• **SOURCE MATERIAL**:
###

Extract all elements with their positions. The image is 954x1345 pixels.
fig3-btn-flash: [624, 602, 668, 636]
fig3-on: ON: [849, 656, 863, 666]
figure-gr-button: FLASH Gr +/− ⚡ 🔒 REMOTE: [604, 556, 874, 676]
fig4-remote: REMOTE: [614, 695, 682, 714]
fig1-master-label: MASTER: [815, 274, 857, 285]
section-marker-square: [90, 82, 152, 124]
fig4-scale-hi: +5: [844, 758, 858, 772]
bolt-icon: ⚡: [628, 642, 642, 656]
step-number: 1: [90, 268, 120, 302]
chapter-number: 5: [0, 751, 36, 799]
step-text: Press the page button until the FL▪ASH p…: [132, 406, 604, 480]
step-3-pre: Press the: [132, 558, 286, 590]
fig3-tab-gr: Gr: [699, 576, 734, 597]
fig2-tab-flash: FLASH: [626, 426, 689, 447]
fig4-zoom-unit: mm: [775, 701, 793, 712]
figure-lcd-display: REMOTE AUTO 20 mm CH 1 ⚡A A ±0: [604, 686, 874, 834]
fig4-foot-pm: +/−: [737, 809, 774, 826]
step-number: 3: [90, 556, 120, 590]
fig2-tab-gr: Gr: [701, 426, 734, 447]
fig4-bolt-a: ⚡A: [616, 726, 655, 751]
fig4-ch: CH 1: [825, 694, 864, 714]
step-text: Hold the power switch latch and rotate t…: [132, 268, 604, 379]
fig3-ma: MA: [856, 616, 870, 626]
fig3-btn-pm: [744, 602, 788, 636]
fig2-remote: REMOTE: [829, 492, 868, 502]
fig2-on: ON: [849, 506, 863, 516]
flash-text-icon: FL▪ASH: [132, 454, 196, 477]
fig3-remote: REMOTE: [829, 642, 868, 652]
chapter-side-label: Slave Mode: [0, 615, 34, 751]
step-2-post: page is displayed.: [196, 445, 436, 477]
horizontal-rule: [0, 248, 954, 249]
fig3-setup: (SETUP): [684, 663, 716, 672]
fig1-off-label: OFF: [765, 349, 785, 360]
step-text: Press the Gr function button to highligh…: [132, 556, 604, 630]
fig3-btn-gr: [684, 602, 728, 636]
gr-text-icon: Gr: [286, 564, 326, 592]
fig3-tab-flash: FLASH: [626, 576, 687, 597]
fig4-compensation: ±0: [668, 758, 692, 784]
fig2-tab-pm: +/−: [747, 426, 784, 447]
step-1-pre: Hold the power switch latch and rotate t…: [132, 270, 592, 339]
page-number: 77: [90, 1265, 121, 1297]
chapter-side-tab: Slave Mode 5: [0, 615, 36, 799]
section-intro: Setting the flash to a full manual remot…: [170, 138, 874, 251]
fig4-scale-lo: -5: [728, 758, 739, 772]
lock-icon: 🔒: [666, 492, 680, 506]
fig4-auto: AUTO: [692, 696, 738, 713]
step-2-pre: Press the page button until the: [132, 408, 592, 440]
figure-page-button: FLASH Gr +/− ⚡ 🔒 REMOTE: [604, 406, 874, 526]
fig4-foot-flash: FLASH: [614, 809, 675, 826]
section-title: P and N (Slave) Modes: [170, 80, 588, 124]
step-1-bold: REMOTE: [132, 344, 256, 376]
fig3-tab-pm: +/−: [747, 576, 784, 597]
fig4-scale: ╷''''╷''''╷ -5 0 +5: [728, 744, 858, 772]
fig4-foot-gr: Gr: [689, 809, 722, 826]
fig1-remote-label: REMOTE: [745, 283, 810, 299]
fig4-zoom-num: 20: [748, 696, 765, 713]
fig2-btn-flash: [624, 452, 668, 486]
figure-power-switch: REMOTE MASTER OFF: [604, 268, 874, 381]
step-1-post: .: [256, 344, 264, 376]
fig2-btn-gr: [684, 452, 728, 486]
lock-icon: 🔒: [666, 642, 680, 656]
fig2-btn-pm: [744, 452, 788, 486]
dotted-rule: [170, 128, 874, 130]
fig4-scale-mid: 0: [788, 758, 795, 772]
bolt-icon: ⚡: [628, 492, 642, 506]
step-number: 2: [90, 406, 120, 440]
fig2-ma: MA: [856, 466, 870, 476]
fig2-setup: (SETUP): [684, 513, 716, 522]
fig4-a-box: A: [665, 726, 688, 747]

###

• **DO THIS**:
Transcribe the listing above line for line, with no changes.

• **THE OUTPUT**:
Extract all elements with their positions. The image is 954x1345 pixels.
fig3-btn-flash: [624, 602, 668, 636]
fig3-on: ON: [849, 656, 863, 666]
figure-gr-button: FLASH Gr +/− ⚡ 🔒 REMOTE: [604, 556, 874, 676]
fig4-remote: REMOTE: [614, 695, 682, 714]
fig1-master-label: MASTER: [815, 274, 857, 285]
section-marker-square: [90, 82, 152, 124]
fig4-scale-hi: +5: [844, 758, 858, 772]
bolt-icon: ⚡: [628, 642, 642, 656]
step-number: 1: [90, 268, 120, 302]
chapter-number: 5: [0, 751, 36, 799]
step-text: Press the page button until the FL▪ASH p…: [132, 406, 604, 480]
step-3-pre: Press the: [132, 558, 286, 590]
fig3-tab-gr: Gr: [699, 576, 734, 597]
fig2-tab-flash: FLASH: [626, 426, 689, 447]
fig4-zoom-unit: mm: [775, 701, 793, 712]
figure-lcd-display: REMOTE AUTO 20 mm CH 1 ⚡A A ±0: [604, 686, 874, 834]
fig4-foot-pm: +/−: [737, 809, 774, 826]
step-number: 3: [90, 556, 120, 590]
fig2-tab-gr: Gr: [701, 426, 734, 447]
fig4-bolt-a: ⚡A: [616, 726, 655, 751]
fig4-ch: CH 1: [825, 694, 864, 714]
step-text: Hold the power switch latch and rotate t…: [132, 268, 604, 379]
fig3-ma: MA: [856, 616, 870, 626]
fig3-btn-pm: [744, 602, 788, 636]
fig2-remote: REMOTE: [829, 492, 868, 502]
fig2-on: ON: [849, 506, 863, 516]
flash-text-icon: FL▪ASH: [132, 454, 196, 477]
fig3-remote: REMOTE: [829, 642, 868, 652]
chapter-side-label: Slave Mode: [0, 615, 34, 751]
step-2-post: page is displayed.: [196, 445, 436, 477]
horizontal-rule: [0, 248, 954, 249]
fig3-setup: (SETUP): [684, 663, 716, 672]
fig1-off-label: OFF: [765, 349, 785, 360]
step-text: Press the Gr function button to highligh…: [132, 556, 604, 630]
fig3-btn-gr: [684, 602, 728, 636]
gr-text-icon: Gr: [286, 564, 326, 592]
fig3-tab-flash: FLASH: [626, 576, 687, 597]
fig4-compensation: ±0: [668, 758, 692, 784]
fig2-tab-pm: +/−: [747, 426, 784, 447]
step-1-pre: Hold the power switch latch and rotate t…: [132, 270, 592, 339]
page-number: 77: [90, 1265, 121, 1297]
chapter-side-tab: Slave Mode 5: [0, 615, 36, 799]
section-intro: Setting the flash to a full manual remot…: [170, 138, 874, 251]
fig4-scale-lo: -5: [728, 758, 739, 772]
lock-icon: 🔒: [666, 492, 680, 506]
fig4-auto: AUTO: [692, 696, 738, 713]
step-2-pre: Press the page button until the: [132, 408, 592, 440]
figure-page-button: FLASH Gr +/− ⚡ 🔒 REMOTE: [604, 406, 874, 526]
fig4-foot-flash: FLASH: [614, 809, 675, 826]
section-title: P and N (Slave) Modes: [170, 80, 588, 124]
step-1-bold: REMOTE: [132, 344, 256, 376]
fig3-tab-pm: +/−: [747, 576, 784, 597]
fig4-scale: ╷''''╷''''╷ -5 0 +5: [728, 744, 858, 772]
fig4-foot-gr: Gr: [689, 809, 722, 826]
fig1-remote-label: REMOTE: [745, 283, 810, 299]
fig4-zoom-num: 20: [748, 696, 765, 713]
fig2-btn-flash: [624, 452, 668, 486]
figure-power-switch: REMOTE MASTER OFF: [604, 268, 874, 381]
step-1-post: .: [256, 344, 264, 376]
fig2-btn-gr: [684, 452, 728, 486]
lock-icon: 🔒: [666, 642, 680, 656]
fig2-btn-pm: [744, 452, 788, 486]
dotted-rule: [170, 128, 874, 130]
fig4-scale-mid: 0: [788, 758, 795, 772]
bolt-icon: ⚡: [628, 492, 642, 506]
step-number: 2: [90, 406, 120, 440]
fig2-ma: MA: [856, 466, 870, 476]
fig2-setup: (SETUP): [684, 513, 716, 522]
fig4-a-box: A: [665, 726, 688, 747]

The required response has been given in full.